▶ Provided records:
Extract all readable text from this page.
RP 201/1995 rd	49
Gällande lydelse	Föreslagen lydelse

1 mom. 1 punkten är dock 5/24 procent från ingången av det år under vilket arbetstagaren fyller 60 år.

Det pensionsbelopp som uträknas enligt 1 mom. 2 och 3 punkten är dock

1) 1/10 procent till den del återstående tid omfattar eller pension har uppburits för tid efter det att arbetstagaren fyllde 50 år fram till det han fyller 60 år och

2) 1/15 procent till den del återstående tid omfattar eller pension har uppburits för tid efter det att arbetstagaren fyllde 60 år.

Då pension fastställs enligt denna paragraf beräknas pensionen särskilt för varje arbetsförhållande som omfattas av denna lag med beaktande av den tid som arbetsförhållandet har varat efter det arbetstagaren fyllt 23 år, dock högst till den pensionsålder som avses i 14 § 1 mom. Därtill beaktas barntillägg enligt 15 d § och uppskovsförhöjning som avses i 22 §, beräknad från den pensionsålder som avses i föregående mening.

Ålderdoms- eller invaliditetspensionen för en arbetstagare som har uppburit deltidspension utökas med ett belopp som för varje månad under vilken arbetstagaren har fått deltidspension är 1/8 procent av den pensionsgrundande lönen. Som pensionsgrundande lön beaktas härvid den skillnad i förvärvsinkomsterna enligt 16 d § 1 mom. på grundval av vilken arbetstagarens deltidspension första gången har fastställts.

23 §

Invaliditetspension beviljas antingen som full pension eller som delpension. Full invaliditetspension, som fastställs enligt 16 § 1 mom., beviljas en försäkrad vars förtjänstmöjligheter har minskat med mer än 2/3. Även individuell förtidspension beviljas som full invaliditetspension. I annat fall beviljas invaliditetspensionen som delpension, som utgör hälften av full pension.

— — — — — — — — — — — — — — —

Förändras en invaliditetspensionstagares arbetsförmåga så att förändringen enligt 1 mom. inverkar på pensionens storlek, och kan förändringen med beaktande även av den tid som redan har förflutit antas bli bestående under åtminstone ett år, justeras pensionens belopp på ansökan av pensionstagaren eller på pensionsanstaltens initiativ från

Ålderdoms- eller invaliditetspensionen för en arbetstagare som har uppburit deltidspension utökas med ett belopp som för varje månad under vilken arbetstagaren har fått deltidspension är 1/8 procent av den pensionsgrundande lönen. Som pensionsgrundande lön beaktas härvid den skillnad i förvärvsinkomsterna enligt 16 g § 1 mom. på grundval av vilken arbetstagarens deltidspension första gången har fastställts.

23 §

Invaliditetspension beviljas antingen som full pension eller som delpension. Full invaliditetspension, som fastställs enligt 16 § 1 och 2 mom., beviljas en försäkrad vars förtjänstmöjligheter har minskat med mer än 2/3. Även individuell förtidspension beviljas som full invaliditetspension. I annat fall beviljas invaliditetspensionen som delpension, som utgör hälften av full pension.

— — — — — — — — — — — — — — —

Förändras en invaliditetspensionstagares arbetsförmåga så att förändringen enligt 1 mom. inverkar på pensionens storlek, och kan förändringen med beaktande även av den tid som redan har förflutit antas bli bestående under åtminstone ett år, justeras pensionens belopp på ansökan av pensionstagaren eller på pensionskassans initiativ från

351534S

▶ Written exercise: Wherever the string "minskat" appears in the entries above, list that line.

▶ Output for this exercise:
Invaliditetspension beviljas antingen som full pension eller som delpension. Full invaliditetspension, som fastställs enligt 16 § 1 mom., beviljas en försäkrad vars förtjänstmöjligheter har minskat med mer än 2/3. Även individuell förtidspension beviljas som full invaliditetspension. I annat fall beviljas invaliditetspensionen som delpension, som utgör hälften av full pension.
Invaliditetspension beviljas antingen som full pension eller som delpension. Full invaliditetspension, som fastställs enligt 16 § 1 och 2 mom., beviljas en försäkrad vars förtjänstmöjligheter har minskat med mer än 2/3. Även individuell förtidspension beviljas som full invaliditetspension. I annat fall beviljas invaliditetspensionen som delpension, som utgör hälften av full pension.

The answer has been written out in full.